• _STATED TASK_:
Using the records below, report how many lines hold "were", with no extra text.

%%

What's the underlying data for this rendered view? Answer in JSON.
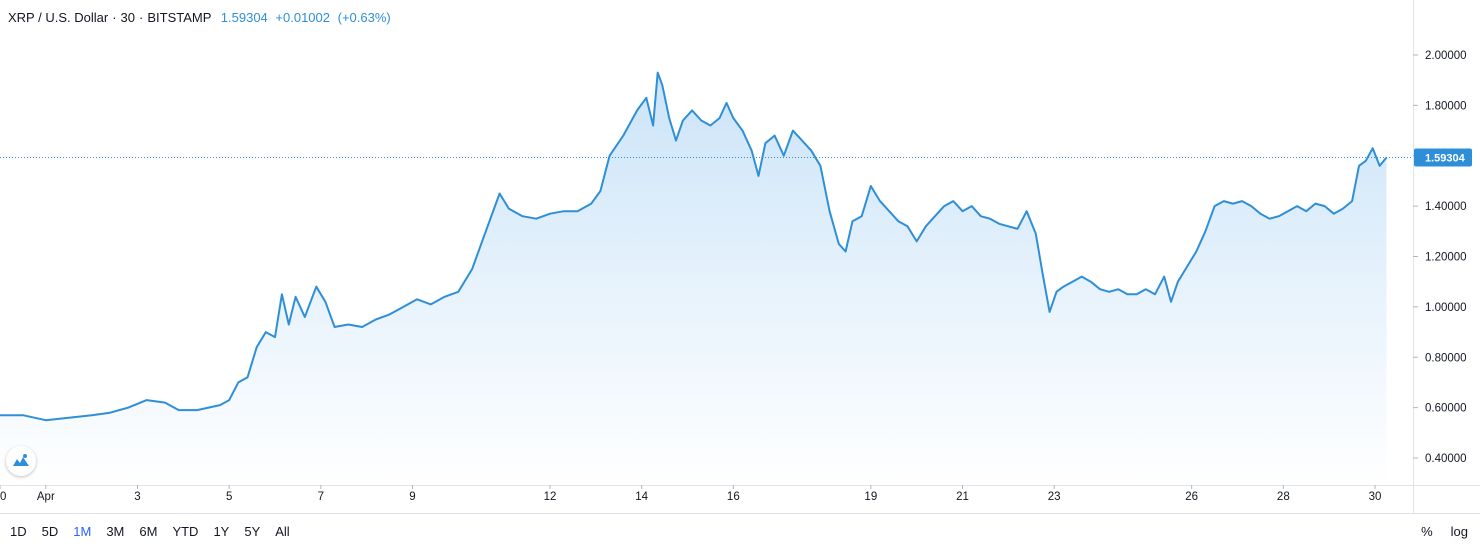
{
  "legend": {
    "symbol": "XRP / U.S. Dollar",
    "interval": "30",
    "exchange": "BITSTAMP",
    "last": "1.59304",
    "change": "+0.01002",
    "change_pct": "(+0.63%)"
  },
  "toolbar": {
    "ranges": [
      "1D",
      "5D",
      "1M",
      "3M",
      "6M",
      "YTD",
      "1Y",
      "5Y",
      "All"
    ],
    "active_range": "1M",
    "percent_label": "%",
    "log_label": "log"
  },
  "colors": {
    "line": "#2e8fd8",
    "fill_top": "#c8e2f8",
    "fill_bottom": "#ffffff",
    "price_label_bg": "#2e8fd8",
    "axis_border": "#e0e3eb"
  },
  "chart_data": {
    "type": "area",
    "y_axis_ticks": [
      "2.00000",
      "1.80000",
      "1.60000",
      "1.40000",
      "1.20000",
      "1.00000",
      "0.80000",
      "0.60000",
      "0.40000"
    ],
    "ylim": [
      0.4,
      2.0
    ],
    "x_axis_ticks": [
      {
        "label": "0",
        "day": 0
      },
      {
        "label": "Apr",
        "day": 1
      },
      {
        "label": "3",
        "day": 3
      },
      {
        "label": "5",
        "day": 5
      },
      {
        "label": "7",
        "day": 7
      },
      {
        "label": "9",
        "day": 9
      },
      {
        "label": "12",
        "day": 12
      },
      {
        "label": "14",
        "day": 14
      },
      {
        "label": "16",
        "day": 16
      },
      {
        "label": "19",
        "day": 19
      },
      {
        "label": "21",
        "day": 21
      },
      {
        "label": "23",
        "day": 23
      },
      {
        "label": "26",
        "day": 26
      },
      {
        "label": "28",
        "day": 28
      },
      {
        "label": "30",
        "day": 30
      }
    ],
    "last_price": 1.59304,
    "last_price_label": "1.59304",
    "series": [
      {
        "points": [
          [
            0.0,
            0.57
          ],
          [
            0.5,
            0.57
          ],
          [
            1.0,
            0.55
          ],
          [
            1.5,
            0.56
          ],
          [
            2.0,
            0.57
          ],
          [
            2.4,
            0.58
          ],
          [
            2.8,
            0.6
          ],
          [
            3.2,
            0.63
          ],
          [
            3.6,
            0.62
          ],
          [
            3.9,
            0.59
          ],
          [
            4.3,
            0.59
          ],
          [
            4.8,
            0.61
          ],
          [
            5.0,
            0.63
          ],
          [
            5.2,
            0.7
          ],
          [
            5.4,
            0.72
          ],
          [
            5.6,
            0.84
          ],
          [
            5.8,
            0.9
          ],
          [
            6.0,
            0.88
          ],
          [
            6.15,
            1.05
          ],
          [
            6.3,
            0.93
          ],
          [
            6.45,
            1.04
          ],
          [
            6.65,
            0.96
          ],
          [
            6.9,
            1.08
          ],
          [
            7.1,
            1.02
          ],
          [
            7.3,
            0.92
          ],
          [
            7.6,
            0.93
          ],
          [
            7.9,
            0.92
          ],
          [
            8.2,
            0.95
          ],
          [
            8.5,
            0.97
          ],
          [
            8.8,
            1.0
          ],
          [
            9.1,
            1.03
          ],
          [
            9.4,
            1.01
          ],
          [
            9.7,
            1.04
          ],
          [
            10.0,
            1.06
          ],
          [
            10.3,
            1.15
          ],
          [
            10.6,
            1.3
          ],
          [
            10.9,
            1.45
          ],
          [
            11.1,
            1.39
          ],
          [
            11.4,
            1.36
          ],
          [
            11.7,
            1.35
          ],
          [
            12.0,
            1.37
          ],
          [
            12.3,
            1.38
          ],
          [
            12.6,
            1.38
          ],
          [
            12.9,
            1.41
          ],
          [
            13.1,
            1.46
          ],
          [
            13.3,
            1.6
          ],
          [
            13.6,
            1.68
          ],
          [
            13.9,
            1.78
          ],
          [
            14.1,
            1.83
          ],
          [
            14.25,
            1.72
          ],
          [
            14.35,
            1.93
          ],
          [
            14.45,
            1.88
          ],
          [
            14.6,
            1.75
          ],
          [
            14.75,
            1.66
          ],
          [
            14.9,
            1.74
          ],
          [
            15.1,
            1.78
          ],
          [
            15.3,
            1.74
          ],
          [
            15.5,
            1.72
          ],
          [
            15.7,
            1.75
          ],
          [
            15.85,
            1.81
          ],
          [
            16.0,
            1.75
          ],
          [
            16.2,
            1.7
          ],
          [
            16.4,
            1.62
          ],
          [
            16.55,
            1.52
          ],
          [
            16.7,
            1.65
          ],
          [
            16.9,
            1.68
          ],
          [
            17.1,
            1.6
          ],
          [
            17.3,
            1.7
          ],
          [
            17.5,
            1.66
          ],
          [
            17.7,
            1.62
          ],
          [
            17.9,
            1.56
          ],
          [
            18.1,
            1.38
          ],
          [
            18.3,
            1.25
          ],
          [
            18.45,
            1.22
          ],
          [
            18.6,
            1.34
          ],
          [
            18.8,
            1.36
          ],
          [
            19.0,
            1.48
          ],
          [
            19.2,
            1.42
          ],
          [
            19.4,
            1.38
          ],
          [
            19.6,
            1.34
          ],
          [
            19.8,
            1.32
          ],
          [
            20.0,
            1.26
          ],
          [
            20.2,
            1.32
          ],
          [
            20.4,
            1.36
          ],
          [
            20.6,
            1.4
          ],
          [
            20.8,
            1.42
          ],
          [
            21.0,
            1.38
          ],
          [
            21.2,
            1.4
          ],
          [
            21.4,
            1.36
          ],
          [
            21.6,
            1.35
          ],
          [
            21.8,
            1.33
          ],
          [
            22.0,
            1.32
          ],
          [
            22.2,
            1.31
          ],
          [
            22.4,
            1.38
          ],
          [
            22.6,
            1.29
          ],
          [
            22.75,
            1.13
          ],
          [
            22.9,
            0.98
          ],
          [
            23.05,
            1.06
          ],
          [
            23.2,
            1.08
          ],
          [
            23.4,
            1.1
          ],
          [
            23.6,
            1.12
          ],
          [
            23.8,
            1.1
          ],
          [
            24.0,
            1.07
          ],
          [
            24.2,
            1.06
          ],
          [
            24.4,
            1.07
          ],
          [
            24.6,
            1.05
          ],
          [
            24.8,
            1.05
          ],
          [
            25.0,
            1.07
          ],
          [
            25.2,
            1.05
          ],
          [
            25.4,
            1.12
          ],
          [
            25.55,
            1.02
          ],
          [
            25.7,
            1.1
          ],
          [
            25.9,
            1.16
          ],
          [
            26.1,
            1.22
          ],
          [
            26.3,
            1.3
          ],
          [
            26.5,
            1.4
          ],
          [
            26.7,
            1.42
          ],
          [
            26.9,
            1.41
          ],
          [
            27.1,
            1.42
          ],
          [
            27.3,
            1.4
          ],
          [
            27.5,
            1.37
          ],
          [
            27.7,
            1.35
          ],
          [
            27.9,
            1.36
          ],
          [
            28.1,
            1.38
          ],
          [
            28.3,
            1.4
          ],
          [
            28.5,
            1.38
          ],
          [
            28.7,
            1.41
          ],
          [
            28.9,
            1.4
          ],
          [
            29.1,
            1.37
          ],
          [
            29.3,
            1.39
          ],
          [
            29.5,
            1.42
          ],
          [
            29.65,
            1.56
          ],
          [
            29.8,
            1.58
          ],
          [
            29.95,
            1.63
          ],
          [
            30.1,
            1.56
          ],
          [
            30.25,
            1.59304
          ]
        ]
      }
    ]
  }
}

%%
%%

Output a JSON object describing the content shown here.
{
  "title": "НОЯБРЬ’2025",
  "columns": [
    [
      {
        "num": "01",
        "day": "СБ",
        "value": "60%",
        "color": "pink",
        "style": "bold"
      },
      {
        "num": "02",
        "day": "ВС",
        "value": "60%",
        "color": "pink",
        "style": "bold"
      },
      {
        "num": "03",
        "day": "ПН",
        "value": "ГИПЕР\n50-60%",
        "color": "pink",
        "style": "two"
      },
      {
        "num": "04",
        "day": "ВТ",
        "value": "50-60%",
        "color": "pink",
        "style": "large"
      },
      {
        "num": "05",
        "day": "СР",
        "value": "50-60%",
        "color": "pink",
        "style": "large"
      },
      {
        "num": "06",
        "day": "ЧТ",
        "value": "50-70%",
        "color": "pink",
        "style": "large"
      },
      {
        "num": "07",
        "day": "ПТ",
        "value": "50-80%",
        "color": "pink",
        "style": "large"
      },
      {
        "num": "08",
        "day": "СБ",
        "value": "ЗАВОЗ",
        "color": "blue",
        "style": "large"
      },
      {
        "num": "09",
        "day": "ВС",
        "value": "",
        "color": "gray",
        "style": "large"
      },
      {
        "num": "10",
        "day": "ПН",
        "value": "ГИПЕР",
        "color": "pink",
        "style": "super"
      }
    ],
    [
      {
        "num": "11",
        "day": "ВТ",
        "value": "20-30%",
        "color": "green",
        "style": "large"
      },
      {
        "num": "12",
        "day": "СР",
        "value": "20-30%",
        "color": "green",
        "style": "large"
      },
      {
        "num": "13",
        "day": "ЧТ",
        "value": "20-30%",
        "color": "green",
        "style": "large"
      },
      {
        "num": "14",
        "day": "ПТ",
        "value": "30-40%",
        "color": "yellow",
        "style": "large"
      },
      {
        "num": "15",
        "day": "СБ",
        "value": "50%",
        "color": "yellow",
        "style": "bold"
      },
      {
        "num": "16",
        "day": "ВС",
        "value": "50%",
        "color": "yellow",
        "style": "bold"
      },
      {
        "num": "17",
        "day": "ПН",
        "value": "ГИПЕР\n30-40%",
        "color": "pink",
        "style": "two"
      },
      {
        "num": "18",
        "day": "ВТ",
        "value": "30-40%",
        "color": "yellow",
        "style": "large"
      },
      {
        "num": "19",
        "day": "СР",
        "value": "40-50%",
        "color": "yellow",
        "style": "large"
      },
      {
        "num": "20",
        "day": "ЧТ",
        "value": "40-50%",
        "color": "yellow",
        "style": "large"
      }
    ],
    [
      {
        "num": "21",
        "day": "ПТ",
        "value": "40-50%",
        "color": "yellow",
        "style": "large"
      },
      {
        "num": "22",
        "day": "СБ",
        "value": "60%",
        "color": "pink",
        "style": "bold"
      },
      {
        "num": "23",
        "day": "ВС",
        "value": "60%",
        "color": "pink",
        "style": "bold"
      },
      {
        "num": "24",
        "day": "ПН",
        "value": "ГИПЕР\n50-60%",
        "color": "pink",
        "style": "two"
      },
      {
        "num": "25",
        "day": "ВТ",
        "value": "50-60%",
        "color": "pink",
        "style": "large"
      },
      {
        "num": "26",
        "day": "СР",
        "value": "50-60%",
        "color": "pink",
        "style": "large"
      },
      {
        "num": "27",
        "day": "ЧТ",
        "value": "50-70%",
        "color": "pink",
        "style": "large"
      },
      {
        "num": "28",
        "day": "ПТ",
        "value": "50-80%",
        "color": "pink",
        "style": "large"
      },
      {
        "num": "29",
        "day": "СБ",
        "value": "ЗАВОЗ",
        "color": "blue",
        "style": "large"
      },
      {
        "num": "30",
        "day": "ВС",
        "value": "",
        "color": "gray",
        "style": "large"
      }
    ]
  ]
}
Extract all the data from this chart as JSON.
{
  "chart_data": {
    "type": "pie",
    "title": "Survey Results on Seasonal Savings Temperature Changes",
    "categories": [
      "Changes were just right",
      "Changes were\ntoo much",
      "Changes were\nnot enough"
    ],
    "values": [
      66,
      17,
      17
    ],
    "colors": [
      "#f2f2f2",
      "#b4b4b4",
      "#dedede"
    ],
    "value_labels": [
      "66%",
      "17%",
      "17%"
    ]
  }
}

%%

• _FINAL RESULT_:
3